■ Your objective
Scan the data that follows and count the lines with the string "Obama"; answer with the count alone.
* Start Excerpted records *
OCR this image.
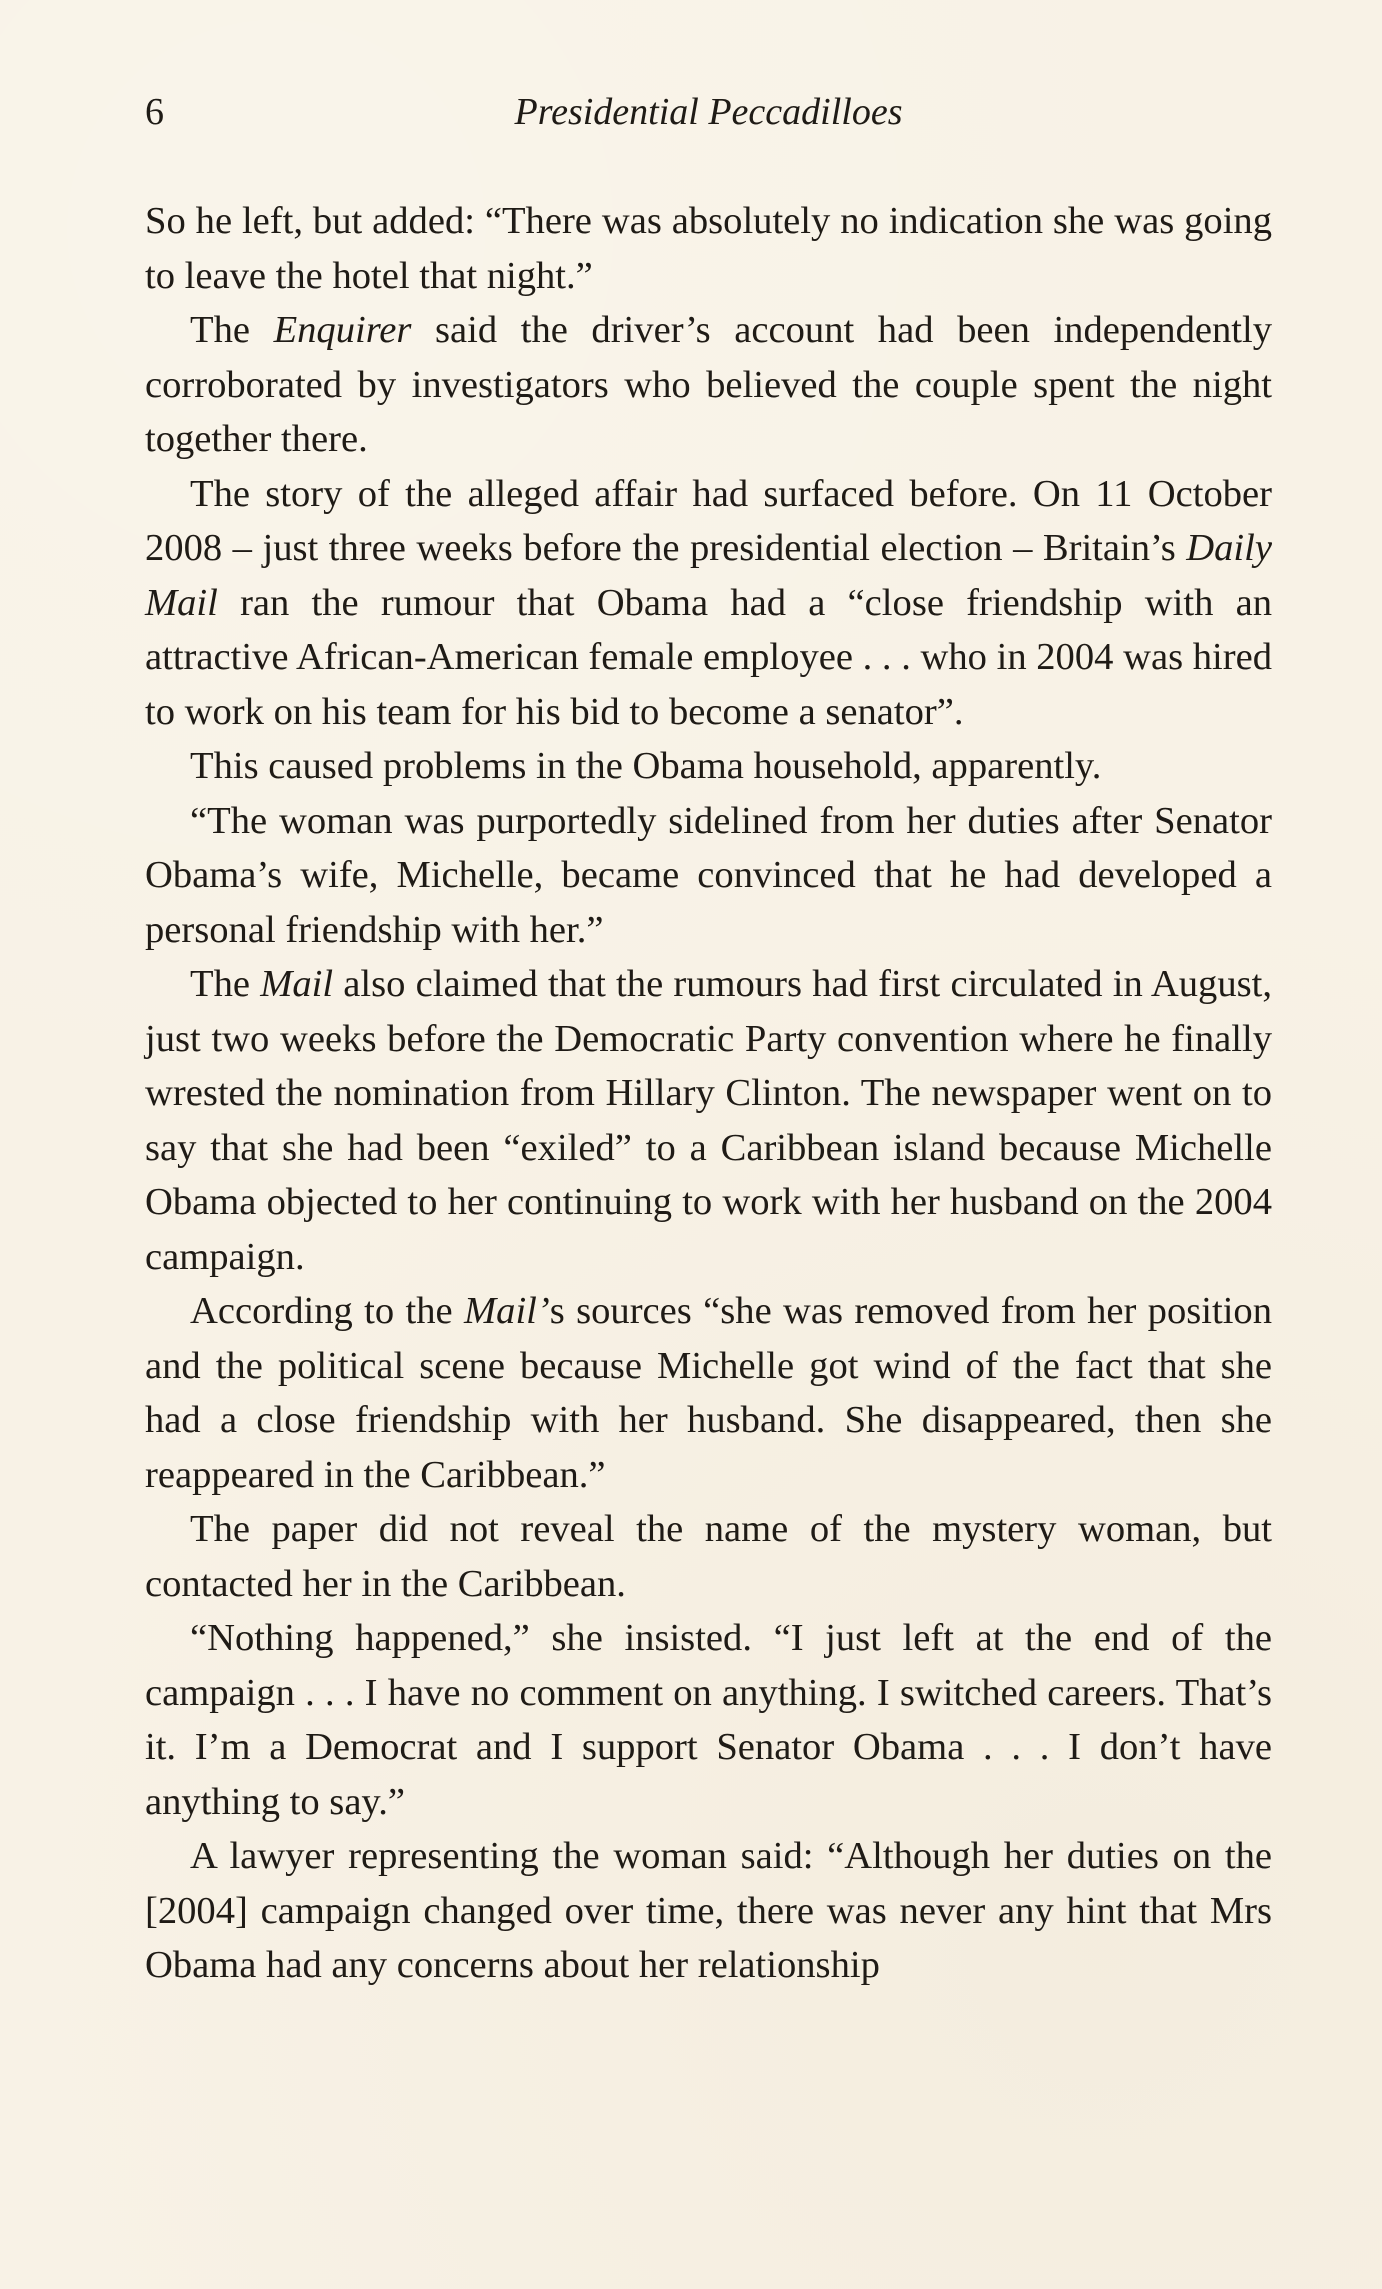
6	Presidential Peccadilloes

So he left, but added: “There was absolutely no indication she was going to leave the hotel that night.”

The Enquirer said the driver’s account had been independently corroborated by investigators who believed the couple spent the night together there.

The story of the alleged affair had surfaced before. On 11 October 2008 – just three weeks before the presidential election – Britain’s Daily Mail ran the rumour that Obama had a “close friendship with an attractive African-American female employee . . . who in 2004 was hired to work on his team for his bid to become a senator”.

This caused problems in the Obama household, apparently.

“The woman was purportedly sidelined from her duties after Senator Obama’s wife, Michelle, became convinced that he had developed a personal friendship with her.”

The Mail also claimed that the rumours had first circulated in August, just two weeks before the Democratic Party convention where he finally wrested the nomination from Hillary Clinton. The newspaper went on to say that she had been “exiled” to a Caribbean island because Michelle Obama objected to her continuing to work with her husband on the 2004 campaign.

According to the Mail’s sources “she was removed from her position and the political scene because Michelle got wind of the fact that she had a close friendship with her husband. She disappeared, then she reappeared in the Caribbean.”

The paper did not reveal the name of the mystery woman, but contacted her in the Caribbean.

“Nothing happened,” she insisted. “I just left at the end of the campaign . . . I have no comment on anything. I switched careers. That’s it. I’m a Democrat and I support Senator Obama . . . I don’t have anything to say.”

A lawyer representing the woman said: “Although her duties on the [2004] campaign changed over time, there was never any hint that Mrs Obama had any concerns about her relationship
* End Excerpted records *
* Start Excerpted records *
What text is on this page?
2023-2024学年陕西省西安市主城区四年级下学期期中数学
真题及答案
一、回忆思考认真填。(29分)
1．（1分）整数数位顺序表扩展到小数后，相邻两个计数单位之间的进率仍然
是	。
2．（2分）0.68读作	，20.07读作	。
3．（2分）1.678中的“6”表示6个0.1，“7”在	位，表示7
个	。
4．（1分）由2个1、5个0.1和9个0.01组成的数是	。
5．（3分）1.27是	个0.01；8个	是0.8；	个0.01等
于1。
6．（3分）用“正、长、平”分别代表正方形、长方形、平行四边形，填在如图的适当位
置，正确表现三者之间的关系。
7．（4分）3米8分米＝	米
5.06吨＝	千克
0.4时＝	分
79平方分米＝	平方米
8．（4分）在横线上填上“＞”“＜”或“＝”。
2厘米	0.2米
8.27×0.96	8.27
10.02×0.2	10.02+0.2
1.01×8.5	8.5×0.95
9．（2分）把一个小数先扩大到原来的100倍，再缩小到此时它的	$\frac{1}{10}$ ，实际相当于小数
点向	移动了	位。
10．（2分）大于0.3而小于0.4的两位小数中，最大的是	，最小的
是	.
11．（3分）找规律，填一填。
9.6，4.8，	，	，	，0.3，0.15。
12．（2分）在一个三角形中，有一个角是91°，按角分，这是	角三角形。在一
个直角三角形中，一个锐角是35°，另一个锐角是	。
* End Excerpted records *
■ Solution to this task
6